# Task details
Copy all the material below, exactly as it stands.
* * * * * * * * *
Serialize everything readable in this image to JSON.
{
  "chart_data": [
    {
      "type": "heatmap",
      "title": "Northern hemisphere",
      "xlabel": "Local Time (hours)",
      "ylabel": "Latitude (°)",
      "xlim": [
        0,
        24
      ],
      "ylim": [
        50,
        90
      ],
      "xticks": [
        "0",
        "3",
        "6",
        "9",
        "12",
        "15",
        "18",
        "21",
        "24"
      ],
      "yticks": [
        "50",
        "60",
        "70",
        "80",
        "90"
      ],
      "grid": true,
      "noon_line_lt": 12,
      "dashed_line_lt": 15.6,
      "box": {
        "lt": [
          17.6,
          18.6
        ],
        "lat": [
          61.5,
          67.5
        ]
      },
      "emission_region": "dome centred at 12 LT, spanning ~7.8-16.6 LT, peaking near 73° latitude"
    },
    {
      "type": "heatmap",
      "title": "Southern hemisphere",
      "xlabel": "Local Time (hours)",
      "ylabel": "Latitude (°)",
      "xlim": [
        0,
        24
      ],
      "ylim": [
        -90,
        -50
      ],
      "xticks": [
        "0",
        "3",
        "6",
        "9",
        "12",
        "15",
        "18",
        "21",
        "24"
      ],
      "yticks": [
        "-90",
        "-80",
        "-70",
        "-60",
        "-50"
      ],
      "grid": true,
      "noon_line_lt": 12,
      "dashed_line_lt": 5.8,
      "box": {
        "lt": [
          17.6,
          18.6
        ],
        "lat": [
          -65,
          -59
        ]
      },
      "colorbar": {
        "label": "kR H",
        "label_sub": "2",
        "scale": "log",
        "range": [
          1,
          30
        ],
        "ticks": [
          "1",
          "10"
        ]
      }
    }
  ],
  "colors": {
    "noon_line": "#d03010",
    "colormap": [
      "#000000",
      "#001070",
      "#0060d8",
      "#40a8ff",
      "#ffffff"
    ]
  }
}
* * * * * * * * *
# Task result
Serialize everything readable in this image to JSON.
{
  "chart_data": [
    {
      "type": "heatmap",
      "title": "Northern hemisphere",
      "xlabel": "Local Time (hours)",
      "ylabel": "Latitude (°)",
      "xlim": [
        0,
        24
      ],
      "ylim": [
        50,
        90
      ],
      "xticks": [
        "0",
        "3",
        "6",
        "9",
        "12",
        "15",
        "18",
        "21",
        "24"
      ],
      "yticks": [
        "50",
        "60",
        "70",
        "80",
        "90"
      ],
      "grid": true,
      "noon_line_lt": 12,
      "dashed_line_lt": 15.6,
      "box": {
        "lt": [
          17.6,
          18.6
        ],
        "lat": [
          61.5,
          67.5
        ]
      },
      "emission_region": "dome centred at 12 LT, spanning ~7.8-16.6 LT, peaking near 73° latitude"
    },
    {
      "type": "heatmap",
      "title": "Southern hemisphere",
      "xlabel": "Local Time (hours)",
      "ylabel": "Latitude (°)",
      "xlim": [
        0,
        24
      ],
      "ylim": [
        -90,
        -50
      ],
      "xticks": [
        "0",
        "3",
        "6",
        "9",
        "12",
        "15",
        "18",
        "21",
        "24"
      ],
      "yticks": [
        "-90",
        "-80",
        "-70",
        "-60",
        "-50"
      ],
      "grid": true,
      "noon_line_lt": 12,
      "dashed_line_lt": 5.8,
      "box": {
        "lt": [
          17.6,
          18.6
        ],
        "lat": [
          -65,
          -59
        ]
      },
      "colorbar": {
        "label": "kR H",
        "label_sub": "2",
        "scale": "log",
        "range": [
          1,
          30
        ],
        "ticks": [
          "1",
          "10"
        ]
      }
    }
  ],
  "colors": {
    "noon_line": "#d03010",
    "colormap": [
      "#000000",
      "#001070",
      "#0060d8",
      "#40a8ff",
      "#ffffff"
    ]
  }
}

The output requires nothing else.